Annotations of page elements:

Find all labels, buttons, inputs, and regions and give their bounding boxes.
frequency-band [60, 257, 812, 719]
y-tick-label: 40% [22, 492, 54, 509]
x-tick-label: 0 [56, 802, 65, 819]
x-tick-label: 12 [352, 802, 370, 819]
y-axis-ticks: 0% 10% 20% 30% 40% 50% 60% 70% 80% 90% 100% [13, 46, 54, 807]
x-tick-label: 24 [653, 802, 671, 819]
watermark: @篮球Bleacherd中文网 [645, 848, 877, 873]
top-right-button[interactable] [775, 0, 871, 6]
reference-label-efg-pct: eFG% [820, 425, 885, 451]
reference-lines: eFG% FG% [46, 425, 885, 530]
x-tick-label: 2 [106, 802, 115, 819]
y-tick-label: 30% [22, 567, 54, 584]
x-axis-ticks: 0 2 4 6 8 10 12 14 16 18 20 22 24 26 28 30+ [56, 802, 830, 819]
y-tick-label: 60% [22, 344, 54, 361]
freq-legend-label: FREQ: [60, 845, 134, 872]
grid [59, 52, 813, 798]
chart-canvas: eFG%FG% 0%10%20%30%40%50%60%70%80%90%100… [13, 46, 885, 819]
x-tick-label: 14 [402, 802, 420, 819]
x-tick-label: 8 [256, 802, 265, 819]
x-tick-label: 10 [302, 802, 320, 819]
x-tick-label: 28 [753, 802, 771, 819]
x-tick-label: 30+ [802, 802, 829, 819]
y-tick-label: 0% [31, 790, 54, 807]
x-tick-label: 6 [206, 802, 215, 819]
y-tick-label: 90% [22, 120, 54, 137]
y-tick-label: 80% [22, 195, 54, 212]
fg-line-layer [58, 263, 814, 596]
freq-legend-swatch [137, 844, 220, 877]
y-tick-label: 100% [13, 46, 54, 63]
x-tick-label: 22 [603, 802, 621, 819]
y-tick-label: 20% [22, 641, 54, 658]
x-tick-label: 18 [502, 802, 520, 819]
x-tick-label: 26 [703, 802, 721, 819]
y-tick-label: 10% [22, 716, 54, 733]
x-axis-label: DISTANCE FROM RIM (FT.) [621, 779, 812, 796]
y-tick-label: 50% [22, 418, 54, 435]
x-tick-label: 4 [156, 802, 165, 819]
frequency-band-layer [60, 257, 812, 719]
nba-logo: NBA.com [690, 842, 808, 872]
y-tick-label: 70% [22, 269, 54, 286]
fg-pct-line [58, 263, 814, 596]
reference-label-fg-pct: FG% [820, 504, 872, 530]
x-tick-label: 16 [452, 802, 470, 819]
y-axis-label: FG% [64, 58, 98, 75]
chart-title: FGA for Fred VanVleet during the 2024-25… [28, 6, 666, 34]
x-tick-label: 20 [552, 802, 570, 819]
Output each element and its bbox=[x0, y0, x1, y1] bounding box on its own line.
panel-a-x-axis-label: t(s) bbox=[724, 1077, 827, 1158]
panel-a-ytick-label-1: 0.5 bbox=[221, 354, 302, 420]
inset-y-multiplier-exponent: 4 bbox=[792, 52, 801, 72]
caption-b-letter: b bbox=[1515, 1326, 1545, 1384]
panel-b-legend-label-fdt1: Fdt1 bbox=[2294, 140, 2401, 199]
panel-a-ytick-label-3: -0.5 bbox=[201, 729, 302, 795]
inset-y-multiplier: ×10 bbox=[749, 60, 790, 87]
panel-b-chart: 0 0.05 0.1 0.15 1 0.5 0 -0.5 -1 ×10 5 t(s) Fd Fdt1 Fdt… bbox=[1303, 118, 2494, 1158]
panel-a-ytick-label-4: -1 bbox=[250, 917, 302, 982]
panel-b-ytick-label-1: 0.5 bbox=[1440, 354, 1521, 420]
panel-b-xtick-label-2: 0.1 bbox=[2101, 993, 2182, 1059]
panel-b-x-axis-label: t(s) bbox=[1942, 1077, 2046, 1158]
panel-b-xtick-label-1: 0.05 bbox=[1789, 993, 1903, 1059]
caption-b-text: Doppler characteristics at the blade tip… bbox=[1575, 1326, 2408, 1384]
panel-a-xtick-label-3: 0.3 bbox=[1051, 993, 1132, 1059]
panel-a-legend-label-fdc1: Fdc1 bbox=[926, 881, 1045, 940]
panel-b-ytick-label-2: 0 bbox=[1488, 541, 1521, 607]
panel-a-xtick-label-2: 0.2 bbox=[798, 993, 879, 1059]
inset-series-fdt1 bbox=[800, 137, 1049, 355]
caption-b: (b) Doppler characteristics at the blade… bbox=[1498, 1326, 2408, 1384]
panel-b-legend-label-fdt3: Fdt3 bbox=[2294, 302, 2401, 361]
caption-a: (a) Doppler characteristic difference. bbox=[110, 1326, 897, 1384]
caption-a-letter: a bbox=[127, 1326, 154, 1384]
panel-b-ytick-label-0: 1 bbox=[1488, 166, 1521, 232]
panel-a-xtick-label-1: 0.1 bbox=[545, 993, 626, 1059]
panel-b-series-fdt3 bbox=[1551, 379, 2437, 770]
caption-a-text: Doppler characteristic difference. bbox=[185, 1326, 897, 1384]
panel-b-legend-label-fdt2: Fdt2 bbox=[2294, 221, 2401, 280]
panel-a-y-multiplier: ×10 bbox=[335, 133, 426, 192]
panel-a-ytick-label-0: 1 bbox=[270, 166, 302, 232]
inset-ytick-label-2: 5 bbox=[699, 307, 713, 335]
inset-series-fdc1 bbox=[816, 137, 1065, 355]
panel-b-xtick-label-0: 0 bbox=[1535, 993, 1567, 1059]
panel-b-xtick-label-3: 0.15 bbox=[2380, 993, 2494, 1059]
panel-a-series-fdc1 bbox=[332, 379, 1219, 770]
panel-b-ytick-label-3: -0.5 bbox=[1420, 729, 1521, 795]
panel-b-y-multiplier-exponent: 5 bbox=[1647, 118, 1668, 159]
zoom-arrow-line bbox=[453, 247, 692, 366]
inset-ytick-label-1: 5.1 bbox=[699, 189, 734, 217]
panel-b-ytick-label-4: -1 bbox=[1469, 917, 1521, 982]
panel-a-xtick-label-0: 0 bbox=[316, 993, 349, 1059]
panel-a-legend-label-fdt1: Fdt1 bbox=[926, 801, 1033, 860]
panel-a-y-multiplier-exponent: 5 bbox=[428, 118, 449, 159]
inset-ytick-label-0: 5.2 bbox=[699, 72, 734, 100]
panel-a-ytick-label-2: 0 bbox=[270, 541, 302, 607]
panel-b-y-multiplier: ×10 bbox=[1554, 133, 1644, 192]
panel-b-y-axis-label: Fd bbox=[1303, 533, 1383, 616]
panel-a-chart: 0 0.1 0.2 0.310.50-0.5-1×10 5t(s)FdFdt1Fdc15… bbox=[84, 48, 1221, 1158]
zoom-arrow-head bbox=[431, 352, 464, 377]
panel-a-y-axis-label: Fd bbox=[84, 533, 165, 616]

* _PROMPT_: Present all of the rows above as a numbered list, leaving out any blank lines.

* _ANSWER TO THE TASK_:
1. Find all labels, buttons, inputs, and regions and give their bounding boxes.
2. frequency-band [60, 257, 812, 719]
3. y-tick-label: 40% [22, 492, 54, 509]
4. x-tick-label: 0 [56, 802, 65, 819]
5. x-tick-label: 12 [352, 802, 370, 819]
6. y-axis-ticks: 0% 10% 20% 30% 40% 50% 60% 70% 80% 90% 100% [13, 46, 54, 807]
7. x-tick-label: 24 [653, 802, 671, 819]
8. watermark: @篮球Bleacherd中文网 [645, 848, 877, 873]
9. top-right-button[interactable] [775, 0, 871, 6]
10. reference-label-efg-pct: eFG% [820, 425, 885, 451]
11. reference-lines: eFG% FG% [46, 425, 885, 530]
12. x-tick-label: 2 [106, 802, 115, 819]
13. y-tick-label: 30% [22, 567, 54, 584]
14. x-axis-ticks: 0 2 4 6 8 10 12 14 16 18 20 22 24 26 28 30+ [56, 802, 830, 819]
15. y-tick-label: 60% [22, 344, 54, 361]
16. freq-legend-label: FREQ: [60, 845, 134, 872]
17. grid [59, 52, 813, 798]
18. chart-canvas: eFG%FG% 0%10%20%30%40%50%60%70%80%90%100… [13, 46, 885, 819]
19. x-tick-label: 14 [402, 802, 420, 819]
20. x-tick-label: 8 [256, 802, 265, 819]
21. x-tick-label: 10 [302, 802, 320, 819]
22. x-tick-label: 28 [753, 802, 771, 819]
23. x-tick-label: 30+ [802, 802, 829, 819]
24. y-tick-label: 0% [31, 790, 54, 807]
25. x-tick-label: 6 [206, 802, 215, 819]
26. y-tick-label: 90% [22, 120, 54, 137]
27. y-tick-label: 80% [22, 195, 54, 212]
28. fg-line-layer [58, 263, 814, 596]
29. freq-legend-swatch [137, 844, 220, 877]
30. y-tick-label: 100% [13, 46, 54, 63]
31. x-tick-label: 22 [603, 802, 621, 819]
32. y-tick-label: 20% [22, 641, 54, 658]
33. x-tick-label: 18 [502, 802, 520, 819]
34. x-tick-label: 26 [703, 802, 721, 819]
35. y-tick-label: 10% [22, 716, 54, 733]
36. x-axis-label: DISTANCE FROM RIM (FT.) [621, 779, 812, 796]
37. y-tick-label: 50% [22, 418, 54, 435]
38. x-tick-label: 4 [156, 802, 165, 819]
39. frequency-band-layer [60, 257, 812, 719]
40. nba-logo: NBA.com [690, 842, 808, 872]
41. y-tick-label: 70% [22, 269, 54, 286]
42. fg-pct-line [58, 263, 814, 596]
43. reference-label-fg-pct: FG% [820, 504, 872, 530]
44. x-tick-label: 16 [452, 802, 470, 819]
45. y-axis-label: FG% [64, 58, 98, 75]
46. chart-title: FGA for Fred VanVleet during the 2024-25… [28, 6, 666, 34]
47. x-tick-label: 20 [552, 802, 570, 819]
48. Output each element and its bbox=[x0, y0, x1, y1] bounding box on its own line.
49. panel-a-x-axis-label: t(s) bbox=[724, 1077, 827, 1158]
50. panel-a-ytick-label-1: 0.5 bbox=[221, 354, 302, 420]
51. inset-y-multiplier-exponent: 4 bbox=[792, 52, 801, 72]
52. caption-b-letter: b bbox=[1515, 1326, 1545, 1384]
53. panel-b-legend-label-fdt1: Fdt1 bbox=[2294, 140, 2401, 199]
54. panel-a-ytick-label-3: -0.5 bbox=[201, 729, 302, 795]
55. inset-y-multiplier: ×10 bbox=[749, 60, 790, 87]
56. panel-b-chart: 0 0.05 0.1 0.15 1 0.5 0 -0.5 -1 ×10 5 t(s) Fd Fdt1 Fdt… bbox=[1303, 118, 2494, 1158]
57. panel-a-ytick-label-4: -1 bbox=[250, 917, 302, 982]
58. panel-b-ytick-label-1: 0.5 bbox=[1440, 354, 1521, 420]
59. panel-b-xtick-label-2: 0.1 bbox=[2101, 993, 2182, 1059]
60. panel-b-x-axis-label: t(s) bbox=[1942, 1077, 2046, 1158]
61. panel-b-xtick-label-1: 0.05 bbox=[1789, 993, 1903, 1059]
62. caption-b-text: Doppler characteristics at the blade tip… bbox=[1575, 1326, 2408, 1384]
63. panel-a-xtick-label-3: 0.3 bbox=[1051, 993, 1132, 1059]
64. panel-a-legend-label-fdc1: Fdc1 bbox=[926, 881, 1045, 940]
65. panel-b-ytick-label-2: 0 bbox=[1488, 541, 1521, 607]
66. panel-a-xtick-label-2: 0.2 bbox=[798, 993, 879, 1059]
67. inset-series-fdt1 bbox=[800, 137, 1049, 355]
68. caption-b: (b) Doppler characteristics at the blade… bbox=[1498, 1326, 2408, 1384]
69. panel-b-legend-label-fdt3: Fdt3 bbox=[2294, 302, 2401, 361]
70. caption-a: (a) Doppler characteristic difference. bbox=[110, 1326, 897, 1384]
71. caption-a-letter: a bbox=[127, 1326, 154, 1384]
72. panel-b-ytick-label-0: 1 bbox=[1488, 166, 1521, 232]
73. panel-a-xtick-label-1: 0.1 bbox=[545, 993, 626, 1059]
74. panel-b-series-fdt3 bbox=[1551, 379, 2437, 770]
75. caption-a-text: Doppler characteristic difference. bbox=[185, 1326, 897, 1384]
76. panel-b-legend-label-fdt2: Fdt2 bbox=[2294, 221, 2401, 280]
77. panel-a-y-multiplier: ×10 bbox=[335, 133, 426, 192]
78. panel-a-ytick-label-0: 1 bbox=[270, 166, 302, 232]
79. inset-ytick-label-2: 5 bbox=[699, 307, 713, 335]
80. inset-series-fdc1 bbox=[816, 137, 1065, 355]
81. panel-b-xtick-label-0: 0 bbox=[1535, 993, 1567, 1059]
82. panel-b-xtick-label-3: 0.15 bbox=[2380, 993, 2494, 1059]
83. panel-a-series-fdc1 bbox=[332, 379, 1219, 770]
84. panel-b-ytick-label-3: -0.5 bbox=[1420, 729, 1521, 795]
85. panel-b-y-multiplier-exponent: 5 bbox=[1647, 118, 1668, 159]
86. zoom-arrow-line bbox=[453, 247, 692, 366]
87. inset-ytick-label-1: 5.1 bbox=[699, 189, 734, 217]
88. panel-b-ytick-label-4: -1 bbox=[1469, 917, 1521, 982]
89. panel-a-xtick-label-0: 0 bbox=[316, 993, 349, 1059]
90. panel-a-legend-label-fdt1: Fdt1 bbox=[926, 801, 1033, 860]
91. panel-a-y-multiplier-exponent: 5 bbox=[428, 118, 449, 159]
92. inset-ytick-label-0: 5.2 bbox=[699, 72, 734, 100]
93. panel-a-ytick-label-2: 0 bbox=[270, 541, 302, 607]
94. panel-b-y-multiplier: ×10 bbox=[1554, 133, 1644, 192]
95. panel-b-y-axis-label: Fd bbox=[1303, 533, 1383, 616]
96. panel-a-chart: 0 0.1 0.2 0.310.50-0.5-1×10 5t(s)FdFdt1Fdc15… bbox=[84, 48, 1221, 1158]
97. zoom-arrow-head bbox=[431, 352, 464, 377]
98. panel-a-y-axis-label: Fd bbox=[84, 533, 165, 616]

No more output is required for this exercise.